[Exercise task] In the listing below, identify each line with the word "BITCOINFORME" and return those lines.

[Recorded data]
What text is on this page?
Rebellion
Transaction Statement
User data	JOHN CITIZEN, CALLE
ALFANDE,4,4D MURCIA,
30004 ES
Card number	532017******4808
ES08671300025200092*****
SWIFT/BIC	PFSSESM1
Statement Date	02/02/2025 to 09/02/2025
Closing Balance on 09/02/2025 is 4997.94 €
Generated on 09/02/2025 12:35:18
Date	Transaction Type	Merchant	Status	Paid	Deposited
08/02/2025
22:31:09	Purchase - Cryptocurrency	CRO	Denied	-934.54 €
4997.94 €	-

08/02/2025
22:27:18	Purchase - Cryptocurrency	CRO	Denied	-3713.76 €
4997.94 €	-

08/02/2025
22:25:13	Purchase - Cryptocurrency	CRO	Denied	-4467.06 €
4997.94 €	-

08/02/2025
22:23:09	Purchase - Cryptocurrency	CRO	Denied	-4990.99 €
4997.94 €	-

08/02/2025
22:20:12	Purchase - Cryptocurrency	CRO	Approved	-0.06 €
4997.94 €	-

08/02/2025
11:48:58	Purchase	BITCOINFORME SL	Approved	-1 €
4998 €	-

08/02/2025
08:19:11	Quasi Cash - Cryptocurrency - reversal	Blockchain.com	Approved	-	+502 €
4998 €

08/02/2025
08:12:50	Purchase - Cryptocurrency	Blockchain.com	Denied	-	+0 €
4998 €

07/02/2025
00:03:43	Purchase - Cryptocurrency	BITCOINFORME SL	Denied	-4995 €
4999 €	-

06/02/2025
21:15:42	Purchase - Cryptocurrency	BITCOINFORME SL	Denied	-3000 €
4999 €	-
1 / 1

[Reply to the exercise]
11:48:58	Purchase	BITCOINFORME SL	Approved	-1 €
00:03:43	Purchase - Cryptocurrency	BITCOINFORME SL	Denied	-4995 €
21:15:42	Purchase - Cryptocurrency	BITCOINFORME SL	Denied	-3000 €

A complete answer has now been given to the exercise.